## start Data listing
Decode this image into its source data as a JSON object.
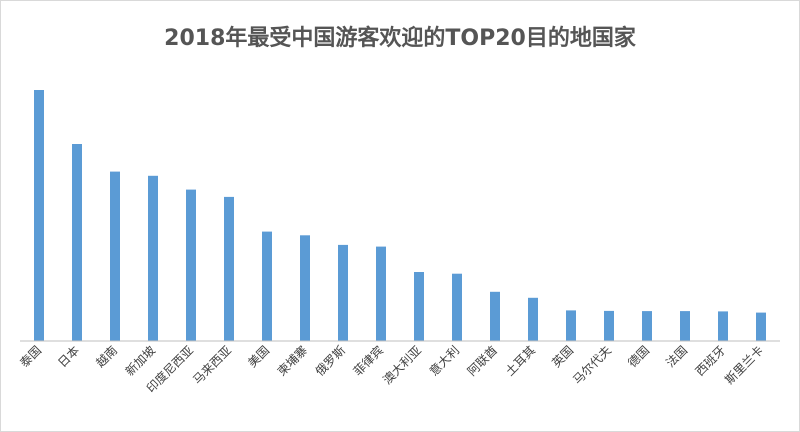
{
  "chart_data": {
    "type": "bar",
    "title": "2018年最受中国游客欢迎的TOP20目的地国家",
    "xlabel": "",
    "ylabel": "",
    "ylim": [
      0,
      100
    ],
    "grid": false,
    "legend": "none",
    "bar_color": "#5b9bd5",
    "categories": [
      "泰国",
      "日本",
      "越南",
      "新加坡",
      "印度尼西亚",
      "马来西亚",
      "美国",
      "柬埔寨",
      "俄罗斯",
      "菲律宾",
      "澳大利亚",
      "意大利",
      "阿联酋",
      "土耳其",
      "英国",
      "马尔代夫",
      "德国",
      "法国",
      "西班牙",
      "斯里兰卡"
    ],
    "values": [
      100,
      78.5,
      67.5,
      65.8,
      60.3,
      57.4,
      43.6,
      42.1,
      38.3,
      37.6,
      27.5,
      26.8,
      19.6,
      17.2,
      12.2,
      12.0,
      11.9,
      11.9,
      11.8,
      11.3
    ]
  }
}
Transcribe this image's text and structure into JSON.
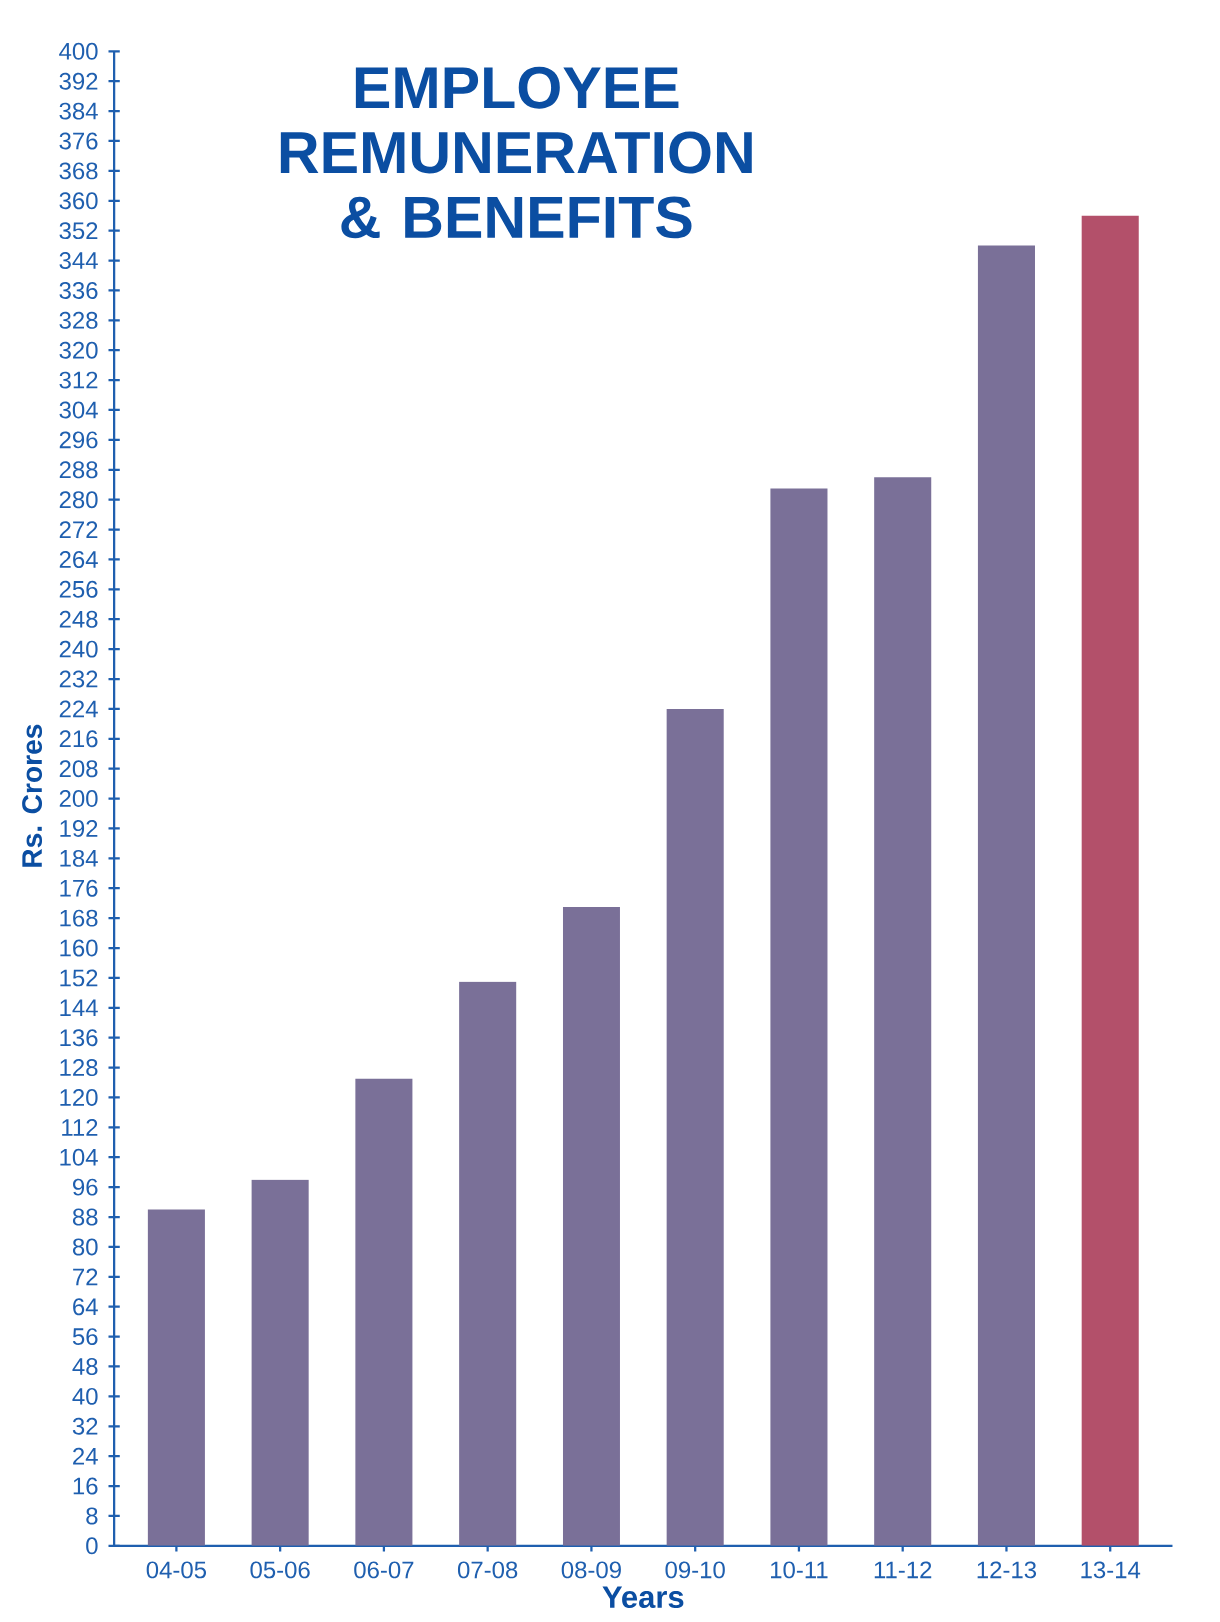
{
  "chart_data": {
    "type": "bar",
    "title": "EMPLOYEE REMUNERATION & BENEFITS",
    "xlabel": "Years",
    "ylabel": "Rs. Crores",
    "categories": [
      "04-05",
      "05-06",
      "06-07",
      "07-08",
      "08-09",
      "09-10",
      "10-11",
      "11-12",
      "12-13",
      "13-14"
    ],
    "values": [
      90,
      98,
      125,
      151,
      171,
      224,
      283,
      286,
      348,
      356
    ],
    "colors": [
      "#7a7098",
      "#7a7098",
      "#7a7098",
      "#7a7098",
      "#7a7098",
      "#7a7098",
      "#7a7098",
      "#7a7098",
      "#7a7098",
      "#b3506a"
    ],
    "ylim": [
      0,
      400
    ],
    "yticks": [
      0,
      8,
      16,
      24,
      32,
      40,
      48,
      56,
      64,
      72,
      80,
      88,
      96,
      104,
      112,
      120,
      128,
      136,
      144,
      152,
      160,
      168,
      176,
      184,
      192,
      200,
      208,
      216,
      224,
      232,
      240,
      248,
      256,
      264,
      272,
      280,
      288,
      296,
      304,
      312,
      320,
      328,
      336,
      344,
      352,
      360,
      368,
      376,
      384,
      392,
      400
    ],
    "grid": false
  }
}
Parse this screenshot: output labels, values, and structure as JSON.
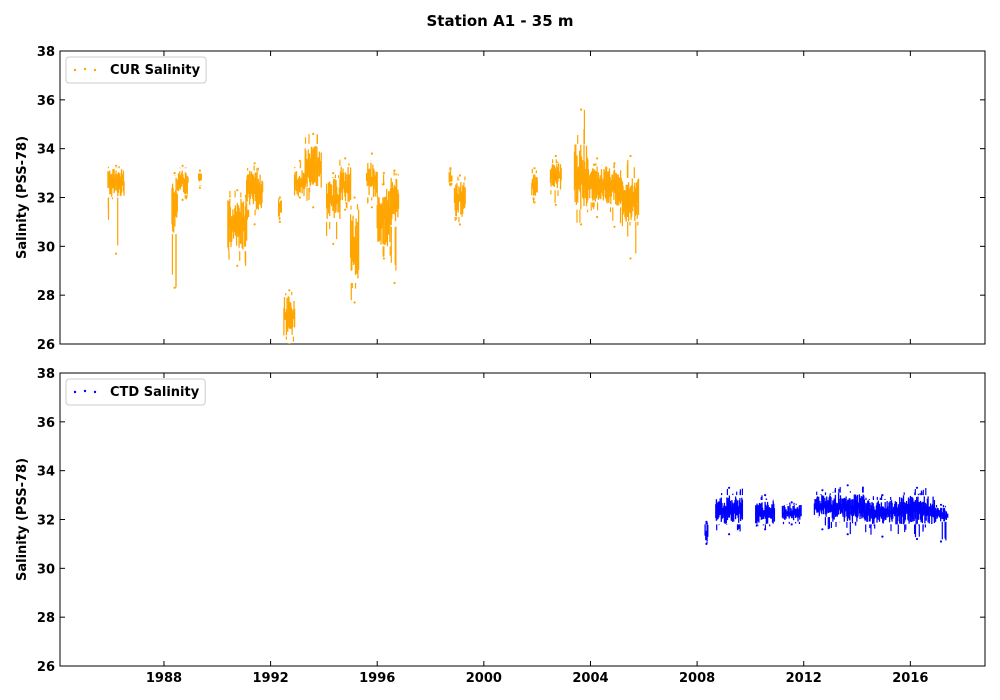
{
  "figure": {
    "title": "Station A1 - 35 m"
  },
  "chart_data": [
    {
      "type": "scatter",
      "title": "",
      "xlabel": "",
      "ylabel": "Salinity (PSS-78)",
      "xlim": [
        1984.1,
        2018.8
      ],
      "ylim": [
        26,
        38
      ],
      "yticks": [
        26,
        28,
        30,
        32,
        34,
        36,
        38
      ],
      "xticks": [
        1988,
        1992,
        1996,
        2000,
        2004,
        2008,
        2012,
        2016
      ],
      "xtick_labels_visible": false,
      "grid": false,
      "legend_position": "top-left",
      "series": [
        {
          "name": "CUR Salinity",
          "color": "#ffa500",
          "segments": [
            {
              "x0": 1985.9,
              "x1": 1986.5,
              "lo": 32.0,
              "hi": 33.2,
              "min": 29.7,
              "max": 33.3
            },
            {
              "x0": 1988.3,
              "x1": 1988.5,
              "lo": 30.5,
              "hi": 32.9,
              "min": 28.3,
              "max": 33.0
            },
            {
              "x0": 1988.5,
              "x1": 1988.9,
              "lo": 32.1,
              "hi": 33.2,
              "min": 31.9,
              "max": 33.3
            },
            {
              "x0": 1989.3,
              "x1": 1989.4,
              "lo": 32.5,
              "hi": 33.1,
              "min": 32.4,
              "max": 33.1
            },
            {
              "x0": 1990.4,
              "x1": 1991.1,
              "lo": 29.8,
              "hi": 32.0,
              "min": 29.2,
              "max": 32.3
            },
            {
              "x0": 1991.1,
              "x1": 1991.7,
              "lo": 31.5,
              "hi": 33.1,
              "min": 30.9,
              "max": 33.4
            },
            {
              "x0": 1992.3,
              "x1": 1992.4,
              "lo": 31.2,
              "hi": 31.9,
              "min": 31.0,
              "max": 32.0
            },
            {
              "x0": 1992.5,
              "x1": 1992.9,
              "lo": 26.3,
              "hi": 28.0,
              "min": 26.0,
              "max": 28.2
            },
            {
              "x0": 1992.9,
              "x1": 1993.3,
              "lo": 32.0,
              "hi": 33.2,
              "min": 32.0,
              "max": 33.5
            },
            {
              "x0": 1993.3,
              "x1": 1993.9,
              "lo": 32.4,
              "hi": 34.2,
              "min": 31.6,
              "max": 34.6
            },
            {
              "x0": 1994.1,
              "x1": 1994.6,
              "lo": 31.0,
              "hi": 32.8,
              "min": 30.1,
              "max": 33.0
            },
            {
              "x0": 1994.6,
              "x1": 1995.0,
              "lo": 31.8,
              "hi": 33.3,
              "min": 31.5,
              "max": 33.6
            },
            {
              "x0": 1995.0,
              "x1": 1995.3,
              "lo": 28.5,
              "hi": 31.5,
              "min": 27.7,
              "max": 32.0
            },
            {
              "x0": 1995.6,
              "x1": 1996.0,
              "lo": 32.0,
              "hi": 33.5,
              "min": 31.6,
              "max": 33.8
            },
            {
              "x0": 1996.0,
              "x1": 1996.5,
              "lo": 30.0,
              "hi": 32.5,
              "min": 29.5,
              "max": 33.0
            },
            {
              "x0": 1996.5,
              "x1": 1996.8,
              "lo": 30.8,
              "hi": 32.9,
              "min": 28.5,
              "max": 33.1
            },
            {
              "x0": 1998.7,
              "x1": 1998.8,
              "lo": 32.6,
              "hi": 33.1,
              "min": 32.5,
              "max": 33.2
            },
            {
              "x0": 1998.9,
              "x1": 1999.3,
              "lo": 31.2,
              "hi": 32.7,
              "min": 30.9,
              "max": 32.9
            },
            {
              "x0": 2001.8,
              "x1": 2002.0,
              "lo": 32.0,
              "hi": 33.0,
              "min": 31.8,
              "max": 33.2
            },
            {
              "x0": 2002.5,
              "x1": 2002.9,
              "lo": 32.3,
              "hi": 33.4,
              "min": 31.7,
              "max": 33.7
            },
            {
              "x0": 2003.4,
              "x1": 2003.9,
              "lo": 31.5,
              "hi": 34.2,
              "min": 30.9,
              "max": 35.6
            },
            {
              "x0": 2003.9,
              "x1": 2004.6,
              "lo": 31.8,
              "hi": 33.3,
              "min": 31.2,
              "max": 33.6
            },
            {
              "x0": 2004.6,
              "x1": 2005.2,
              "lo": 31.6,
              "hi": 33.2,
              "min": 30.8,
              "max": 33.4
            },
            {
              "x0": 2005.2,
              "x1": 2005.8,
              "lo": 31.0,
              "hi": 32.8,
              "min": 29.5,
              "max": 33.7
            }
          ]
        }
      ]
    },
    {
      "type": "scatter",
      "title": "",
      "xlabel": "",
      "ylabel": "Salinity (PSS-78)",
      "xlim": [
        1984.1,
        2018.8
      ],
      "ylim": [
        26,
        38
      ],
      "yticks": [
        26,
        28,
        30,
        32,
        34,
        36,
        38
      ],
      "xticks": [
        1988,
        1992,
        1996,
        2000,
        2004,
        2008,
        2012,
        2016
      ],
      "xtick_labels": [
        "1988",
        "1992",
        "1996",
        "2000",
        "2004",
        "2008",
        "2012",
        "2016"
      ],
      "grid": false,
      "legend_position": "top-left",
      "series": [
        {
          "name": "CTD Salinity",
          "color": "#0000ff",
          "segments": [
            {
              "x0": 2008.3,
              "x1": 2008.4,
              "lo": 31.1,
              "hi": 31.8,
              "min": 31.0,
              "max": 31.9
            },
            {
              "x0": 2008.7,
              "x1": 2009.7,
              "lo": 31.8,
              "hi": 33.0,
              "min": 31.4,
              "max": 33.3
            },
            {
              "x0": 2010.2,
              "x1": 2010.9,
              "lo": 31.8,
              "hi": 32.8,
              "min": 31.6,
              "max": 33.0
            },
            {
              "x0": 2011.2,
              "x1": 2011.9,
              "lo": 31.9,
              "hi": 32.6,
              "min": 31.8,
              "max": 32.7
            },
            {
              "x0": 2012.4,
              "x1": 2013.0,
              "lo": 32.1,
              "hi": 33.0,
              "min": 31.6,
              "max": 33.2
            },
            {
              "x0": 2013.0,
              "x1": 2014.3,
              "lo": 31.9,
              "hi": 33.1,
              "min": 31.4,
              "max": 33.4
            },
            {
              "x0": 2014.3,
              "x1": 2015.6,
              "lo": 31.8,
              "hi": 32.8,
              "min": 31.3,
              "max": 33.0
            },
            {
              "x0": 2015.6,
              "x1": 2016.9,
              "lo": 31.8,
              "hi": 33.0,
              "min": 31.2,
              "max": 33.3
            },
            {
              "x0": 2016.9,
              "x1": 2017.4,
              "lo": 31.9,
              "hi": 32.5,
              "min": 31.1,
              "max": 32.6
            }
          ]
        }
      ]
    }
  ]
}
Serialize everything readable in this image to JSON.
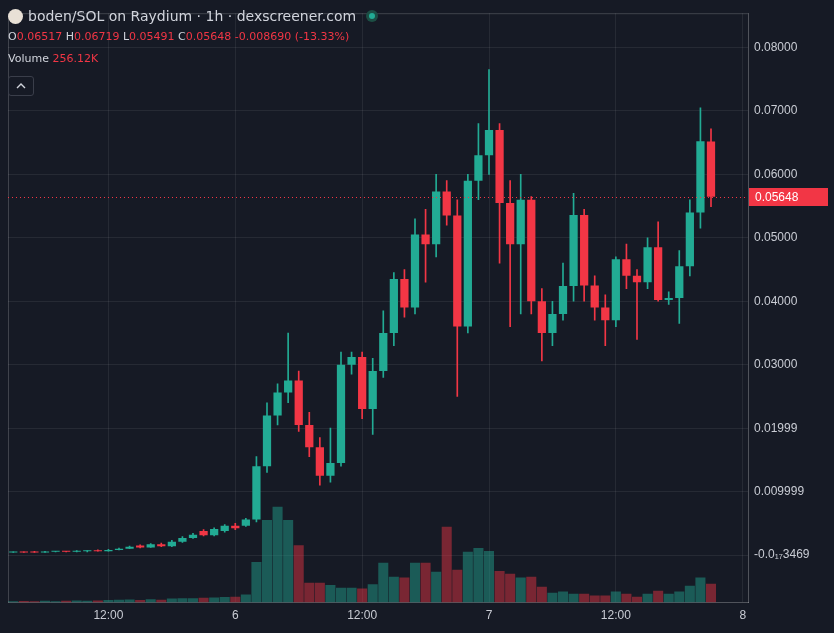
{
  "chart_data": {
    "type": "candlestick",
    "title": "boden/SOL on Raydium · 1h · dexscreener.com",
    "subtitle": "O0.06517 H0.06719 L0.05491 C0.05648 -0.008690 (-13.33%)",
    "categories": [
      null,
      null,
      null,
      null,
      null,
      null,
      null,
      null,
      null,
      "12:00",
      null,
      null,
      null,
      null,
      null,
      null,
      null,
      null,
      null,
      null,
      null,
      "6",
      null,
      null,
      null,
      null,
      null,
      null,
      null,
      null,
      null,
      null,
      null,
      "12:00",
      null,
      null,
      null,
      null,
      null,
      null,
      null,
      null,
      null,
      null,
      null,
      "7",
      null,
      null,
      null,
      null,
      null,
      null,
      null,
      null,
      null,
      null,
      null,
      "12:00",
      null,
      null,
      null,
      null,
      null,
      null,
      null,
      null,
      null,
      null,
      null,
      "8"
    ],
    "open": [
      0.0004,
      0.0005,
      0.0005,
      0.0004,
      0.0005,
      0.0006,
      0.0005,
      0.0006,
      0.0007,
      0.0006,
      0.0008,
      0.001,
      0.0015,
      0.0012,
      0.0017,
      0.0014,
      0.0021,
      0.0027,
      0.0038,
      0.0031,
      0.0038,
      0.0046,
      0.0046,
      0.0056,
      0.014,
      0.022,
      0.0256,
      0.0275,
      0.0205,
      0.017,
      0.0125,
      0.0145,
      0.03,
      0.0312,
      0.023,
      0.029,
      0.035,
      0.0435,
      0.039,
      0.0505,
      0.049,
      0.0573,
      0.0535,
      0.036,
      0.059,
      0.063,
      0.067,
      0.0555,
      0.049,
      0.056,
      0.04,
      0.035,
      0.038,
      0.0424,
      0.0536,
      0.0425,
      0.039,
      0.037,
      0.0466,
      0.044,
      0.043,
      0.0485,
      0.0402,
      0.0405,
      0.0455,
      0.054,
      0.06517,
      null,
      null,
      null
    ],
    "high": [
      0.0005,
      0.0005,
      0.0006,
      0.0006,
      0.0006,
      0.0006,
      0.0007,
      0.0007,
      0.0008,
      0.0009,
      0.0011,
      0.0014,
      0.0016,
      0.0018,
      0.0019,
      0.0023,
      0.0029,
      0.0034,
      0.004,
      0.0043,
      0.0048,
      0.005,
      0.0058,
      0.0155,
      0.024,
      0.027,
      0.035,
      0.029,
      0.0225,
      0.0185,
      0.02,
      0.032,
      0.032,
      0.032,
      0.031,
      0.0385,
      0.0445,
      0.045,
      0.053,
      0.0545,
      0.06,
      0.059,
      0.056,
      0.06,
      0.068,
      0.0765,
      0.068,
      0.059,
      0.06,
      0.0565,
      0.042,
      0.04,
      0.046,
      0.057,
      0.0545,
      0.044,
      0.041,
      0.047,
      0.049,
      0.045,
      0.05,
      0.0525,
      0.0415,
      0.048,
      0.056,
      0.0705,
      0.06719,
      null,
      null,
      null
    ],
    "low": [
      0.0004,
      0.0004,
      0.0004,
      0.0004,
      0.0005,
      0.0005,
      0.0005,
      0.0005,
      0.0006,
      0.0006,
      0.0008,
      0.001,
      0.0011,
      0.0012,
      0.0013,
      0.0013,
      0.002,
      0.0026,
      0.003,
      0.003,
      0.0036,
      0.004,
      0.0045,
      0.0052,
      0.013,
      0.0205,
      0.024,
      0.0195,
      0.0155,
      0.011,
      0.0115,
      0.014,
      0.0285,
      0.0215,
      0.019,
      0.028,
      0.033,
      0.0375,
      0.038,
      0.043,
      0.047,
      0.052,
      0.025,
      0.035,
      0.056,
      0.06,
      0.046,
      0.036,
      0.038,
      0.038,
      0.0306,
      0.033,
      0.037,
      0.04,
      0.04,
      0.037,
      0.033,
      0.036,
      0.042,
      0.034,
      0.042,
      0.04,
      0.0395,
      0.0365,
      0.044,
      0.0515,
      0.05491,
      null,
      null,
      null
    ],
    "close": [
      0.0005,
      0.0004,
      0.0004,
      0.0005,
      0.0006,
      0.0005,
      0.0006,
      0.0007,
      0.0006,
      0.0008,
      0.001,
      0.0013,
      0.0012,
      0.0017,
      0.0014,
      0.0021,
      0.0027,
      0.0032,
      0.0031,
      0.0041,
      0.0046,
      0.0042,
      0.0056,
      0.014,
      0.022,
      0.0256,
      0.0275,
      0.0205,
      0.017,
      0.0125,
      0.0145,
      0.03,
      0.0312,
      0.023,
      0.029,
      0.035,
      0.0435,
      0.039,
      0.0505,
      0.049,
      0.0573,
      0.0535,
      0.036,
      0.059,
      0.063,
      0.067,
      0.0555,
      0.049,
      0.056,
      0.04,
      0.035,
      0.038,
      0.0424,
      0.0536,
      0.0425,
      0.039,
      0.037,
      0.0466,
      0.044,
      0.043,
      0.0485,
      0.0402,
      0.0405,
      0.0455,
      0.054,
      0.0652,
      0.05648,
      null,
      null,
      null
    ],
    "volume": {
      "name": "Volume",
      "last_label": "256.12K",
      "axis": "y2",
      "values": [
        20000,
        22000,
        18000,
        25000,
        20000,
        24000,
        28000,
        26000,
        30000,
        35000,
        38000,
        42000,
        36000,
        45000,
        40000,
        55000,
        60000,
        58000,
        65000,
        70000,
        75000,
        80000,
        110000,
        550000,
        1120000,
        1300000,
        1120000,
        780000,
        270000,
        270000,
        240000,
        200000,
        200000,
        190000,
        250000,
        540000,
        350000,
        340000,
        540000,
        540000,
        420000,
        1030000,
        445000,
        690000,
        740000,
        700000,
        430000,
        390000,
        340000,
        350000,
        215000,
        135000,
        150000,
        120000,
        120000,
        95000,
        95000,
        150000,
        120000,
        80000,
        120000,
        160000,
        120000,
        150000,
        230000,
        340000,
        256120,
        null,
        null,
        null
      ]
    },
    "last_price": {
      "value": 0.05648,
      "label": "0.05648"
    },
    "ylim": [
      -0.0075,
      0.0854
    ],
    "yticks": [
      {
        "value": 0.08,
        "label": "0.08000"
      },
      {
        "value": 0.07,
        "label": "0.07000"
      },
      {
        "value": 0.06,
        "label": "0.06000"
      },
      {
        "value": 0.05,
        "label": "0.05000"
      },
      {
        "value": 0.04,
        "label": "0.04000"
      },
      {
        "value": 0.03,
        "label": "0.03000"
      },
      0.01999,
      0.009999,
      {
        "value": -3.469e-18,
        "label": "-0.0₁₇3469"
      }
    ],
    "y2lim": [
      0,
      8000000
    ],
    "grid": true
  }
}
## end Data listing
Instructions for the task:
State the count of lines in the data holding the word "Salinity", adding nothing to it.

Solution to the exercise:
4